Structured figure records
----------------------------------------
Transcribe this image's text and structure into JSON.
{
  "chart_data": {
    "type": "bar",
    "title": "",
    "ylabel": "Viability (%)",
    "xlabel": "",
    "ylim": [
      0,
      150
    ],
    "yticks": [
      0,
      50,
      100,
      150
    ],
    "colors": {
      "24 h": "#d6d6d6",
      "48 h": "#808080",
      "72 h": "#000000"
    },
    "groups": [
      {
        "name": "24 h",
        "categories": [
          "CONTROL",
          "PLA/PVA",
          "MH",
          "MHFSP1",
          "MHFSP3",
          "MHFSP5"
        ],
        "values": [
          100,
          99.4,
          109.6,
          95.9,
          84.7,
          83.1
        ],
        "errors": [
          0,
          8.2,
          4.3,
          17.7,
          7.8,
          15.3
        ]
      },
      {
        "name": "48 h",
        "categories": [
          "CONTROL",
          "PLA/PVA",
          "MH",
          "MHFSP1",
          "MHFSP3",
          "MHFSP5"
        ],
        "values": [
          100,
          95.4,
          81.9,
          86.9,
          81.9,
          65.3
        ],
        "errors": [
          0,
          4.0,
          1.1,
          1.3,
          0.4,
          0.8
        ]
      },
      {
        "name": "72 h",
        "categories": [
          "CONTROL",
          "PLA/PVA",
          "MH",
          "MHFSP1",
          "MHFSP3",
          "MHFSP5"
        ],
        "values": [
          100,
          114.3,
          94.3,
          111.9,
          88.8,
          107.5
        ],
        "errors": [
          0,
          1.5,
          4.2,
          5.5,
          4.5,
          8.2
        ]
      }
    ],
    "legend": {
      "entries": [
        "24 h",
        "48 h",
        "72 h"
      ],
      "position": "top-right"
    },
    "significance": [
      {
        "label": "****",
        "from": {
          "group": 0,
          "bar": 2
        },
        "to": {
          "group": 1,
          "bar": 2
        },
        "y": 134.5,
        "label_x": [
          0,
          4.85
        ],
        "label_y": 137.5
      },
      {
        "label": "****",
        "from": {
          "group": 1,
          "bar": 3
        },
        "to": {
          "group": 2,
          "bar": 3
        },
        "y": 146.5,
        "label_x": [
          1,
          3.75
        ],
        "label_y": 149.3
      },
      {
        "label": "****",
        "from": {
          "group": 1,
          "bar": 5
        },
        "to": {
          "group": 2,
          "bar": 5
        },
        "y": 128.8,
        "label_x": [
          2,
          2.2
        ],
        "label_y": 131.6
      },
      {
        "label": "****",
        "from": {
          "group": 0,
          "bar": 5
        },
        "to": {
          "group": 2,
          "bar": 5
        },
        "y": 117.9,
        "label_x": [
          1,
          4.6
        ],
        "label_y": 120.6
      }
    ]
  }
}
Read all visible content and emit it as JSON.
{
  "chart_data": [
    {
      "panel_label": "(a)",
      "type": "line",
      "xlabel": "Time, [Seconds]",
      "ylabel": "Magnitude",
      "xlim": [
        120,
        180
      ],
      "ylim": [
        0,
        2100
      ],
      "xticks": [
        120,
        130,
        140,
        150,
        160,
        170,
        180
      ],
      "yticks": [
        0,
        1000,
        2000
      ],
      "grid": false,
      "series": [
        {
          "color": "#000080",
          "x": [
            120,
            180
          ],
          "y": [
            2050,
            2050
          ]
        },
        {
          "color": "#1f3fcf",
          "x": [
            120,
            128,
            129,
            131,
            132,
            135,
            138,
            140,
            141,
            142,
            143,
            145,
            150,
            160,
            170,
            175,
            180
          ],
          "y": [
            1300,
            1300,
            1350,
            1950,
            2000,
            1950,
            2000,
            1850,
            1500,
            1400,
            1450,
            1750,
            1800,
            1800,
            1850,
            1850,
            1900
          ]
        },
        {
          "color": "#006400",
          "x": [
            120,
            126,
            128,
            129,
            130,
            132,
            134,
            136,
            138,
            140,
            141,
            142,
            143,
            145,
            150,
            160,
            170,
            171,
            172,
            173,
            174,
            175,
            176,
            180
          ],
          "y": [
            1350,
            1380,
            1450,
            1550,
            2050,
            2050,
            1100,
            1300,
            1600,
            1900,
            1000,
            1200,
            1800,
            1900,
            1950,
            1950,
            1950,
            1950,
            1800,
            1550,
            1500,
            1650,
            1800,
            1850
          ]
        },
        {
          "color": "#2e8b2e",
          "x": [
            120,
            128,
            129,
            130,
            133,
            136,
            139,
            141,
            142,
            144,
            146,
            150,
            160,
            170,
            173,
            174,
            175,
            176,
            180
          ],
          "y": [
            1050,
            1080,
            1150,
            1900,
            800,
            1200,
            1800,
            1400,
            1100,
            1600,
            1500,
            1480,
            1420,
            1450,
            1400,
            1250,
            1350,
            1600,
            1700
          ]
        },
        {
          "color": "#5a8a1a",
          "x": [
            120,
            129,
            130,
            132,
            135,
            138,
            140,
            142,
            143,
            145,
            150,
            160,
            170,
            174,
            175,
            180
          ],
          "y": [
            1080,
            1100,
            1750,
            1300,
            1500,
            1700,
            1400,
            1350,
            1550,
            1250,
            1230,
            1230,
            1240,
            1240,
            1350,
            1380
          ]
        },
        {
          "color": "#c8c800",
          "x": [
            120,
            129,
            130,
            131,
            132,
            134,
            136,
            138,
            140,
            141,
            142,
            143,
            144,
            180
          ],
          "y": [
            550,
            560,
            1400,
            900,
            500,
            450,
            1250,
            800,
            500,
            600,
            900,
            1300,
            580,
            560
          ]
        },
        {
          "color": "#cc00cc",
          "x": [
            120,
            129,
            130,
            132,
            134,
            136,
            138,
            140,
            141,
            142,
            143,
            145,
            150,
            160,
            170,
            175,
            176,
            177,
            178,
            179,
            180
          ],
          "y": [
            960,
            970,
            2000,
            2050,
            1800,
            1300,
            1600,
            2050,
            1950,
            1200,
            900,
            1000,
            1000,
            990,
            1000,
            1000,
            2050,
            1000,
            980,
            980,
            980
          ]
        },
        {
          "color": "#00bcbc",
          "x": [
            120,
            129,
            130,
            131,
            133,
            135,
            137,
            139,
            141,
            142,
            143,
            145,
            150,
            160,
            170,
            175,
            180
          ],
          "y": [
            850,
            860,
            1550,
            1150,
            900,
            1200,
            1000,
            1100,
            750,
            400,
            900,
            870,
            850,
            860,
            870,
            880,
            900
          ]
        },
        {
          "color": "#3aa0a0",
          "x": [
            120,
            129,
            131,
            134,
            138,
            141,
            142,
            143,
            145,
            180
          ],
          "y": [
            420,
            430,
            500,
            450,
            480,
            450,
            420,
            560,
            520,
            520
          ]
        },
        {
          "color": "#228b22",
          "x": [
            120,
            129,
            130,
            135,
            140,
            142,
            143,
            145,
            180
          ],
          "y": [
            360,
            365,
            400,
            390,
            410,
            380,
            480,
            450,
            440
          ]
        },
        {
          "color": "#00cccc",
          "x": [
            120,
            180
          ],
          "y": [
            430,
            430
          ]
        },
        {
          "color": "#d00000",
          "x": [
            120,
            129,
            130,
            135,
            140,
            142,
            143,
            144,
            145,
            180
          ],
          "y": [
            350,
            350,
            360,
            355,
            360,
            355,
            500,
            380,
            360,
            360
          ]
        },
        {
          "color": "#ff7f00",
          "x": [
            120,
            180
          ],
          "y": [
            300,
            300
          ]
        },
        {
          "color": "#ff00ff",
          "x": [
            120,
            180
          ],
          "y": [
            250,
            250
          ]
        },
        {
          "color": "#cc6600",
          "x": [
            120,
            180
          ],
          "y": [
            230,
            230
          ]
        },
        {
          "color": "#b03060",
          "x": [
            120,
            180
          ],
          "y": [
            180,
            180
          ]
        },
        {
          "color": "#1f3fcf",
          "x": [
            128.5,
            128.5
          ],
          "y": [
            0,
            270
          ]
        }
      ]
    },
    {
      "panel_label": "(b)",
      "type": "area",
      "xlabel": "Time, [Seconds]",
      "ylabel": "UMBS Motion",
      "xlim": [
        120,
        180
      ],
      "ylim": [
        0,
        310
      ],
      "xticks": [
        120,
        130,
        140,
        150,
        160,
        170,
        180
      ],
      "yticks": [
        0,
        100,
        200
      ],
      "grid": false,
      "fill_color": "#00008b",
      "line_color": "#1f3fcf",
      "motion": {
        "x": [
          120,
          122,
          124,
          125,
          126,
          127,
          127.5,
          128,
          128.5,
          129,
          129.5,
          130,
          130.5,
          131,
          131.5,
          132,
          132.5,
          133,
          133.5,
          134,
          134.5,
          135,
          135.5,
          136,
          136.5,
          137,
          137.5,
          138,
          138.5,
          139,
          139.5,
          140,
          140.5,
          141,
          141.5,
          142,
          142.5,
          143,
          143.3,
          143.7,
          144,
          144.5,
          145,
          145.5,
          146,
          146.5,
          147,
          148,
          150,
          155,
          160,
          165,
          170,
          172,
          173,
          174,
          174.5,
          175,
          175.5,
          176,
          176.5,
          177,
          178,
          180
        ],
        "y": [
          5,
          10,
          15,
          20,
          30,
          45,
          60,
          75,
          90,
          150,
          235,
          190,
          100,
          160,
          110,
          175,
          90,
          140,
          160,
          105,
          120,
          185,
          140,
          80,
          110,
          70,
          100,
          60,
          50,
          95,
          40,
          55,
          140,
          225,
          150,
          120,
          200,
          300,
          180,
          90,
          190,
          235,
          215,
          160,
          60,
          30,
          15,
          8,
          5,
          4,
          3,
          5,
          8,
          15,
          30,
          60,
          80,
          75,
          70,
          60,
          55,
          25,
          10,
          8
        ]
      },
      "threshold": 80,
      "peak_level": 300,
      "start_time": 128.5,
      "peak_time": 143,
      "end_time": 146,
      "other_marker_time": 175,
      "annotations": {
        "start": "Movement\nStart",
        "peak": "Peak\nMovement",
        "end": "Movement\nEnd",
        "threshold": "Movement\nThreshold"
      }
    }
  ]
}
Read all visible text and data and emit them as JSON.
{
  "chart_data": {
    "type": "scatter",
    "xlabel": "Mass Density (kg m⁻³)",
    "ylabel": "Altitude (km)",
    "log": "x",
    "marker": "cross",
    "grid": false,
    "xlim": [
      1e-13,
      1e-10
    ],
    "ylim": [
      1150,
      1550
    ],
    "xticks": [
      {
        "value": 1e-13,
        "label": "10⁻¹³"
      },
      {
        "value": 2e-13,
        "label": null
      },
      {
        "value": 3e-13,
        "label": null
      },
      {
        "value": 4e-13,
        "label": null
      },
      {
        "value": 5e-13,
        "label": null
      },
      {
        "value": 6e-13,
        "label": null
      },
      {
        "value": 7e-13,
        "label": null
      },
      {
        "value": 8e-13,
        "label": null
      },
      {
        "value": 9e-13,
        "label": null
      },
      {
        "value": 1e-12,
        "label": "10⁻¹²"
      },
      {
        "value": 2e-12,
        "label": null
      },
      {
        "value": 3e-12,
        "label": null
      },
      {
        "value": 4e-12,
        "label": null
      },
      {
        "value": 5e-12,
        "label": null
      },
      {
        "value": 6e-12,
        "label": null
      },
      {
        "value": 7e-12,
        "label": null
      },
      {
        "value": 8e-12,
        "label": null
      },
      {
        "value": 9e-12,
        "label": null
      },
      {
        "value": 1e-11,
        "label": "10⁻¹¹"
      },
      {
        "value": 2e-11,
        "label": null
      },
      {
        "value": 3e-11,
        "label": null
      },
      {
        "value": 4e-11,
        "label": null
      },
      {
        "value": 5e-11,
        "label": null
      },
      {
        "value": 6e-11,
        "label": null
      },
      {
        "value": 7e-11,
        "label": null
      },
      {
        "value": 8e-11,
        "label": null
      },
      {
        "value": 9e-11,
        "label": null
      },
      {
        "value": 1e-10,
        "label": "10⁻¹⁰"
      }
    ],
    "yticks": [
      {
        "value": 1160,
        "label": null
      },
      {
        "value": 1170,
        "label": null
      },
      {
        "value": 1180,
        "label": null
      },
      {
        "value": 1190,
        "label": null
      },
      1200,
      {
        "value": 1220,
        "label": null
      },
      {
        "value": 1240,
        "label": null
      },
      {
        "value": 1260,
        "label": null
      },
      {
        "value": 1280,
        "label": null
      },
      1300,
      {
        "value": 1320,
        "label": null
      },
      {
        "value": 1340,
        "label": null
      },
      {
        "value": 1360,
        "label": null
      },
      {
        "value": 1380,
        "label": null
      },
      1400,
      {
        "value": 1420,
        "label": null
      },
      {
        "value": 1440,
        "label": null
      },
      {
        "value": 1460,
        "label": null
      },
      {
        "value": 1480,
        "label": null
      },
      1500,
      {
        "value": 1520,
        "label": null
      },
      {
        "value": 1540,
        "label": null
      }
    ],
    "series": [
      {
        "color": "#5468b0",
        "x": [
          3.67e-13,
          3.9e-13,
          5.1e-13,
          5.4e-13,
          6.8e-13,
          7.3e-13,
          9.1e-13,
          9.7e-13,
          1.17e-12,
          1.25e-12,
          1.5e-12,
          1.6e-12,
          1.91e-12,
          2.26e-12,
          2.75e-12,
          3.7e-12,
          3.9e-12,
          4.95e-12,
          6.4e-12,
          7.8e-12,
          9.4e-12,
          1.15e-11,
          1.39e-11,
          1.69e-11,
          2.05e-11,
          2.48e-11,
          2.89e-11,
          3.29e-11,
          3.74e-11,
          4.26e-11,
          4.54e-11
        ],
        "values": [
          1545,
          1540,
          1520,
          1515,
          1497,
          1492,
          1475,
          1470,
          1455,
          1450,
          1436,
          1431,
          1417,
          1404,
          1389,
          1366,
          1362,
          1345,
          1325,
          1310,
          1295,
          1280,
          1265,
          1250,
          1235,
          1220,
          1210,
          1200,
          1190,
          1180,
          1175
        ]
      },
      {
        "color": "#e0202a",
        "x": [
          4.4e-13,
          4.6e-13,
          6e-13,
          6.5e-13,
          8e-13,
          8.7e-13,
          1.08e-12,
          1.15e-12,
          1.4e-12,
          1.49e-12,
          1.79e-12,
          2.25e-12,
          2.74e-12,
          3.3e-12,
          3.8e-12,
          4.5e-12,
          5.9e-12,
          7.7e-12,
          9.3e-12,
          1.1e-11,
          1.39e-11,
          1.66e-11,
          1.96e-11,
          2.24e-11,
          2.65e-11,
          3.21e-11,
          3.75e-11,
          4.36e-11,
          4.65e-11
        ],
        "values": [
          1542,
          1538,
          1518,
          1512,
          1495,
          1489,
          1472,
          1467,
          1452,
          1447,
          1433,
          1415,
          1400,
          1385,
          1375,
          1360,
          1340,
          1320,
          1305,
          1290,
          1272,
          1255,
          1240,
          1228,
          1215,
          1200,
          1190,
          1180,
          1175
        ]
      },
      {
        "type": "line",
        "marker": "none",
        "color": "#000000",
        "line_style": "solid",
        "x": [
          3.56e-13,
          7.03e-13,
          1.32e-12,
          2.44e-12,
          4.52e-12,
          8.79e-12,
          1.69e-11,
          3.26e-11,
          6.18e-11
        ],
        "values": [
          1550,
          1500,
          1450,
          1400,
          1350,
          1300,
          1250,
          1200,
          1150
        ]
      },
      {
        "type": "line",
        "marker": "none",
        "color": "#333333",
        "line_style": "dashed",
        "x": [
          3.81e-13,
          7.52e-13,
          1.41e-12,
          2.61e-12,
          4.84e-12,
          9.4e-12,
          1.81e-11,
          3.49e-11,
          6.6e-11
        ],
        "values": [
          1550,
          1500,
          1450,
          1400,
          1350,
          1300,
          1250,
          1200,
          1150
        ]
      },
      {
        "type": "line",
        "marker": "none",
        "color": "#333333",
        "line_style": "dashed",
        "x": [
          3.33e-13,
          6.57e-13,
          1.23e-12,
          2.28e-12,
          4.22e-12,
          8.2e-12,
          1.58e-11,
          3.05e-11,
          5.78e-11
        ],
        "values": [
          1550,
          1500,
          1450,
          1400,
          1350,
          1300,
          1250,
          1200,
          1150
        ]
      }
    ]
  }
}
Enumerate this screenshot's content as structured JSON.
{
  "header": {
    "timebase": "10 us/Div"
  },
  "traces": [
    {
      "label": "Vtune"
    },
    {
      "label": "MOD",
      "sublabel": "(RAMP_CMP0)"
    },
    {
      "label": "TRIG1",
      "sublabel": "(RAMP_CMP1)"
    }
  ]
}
----------------------------------------
▸ Objective: From the line containing "Enumerate this screenshot's" down to the last line, reproduce the records exactly. Include both ends.

▸ Task solution:
Enumerate this screenshot's content as structured JSON.
{
  "header": {
    "timebase": "10 us/Div"
  },
  "traces": [
    {
      "label": "Vtune"
    },
    {
      "label": "MOD",
      "sublabel": "(RAMP_CMP0)"
    },
    {
      "label": "TRIG1",
      "sublabel": "(RAMP_CMP1)"
    }
  ]
}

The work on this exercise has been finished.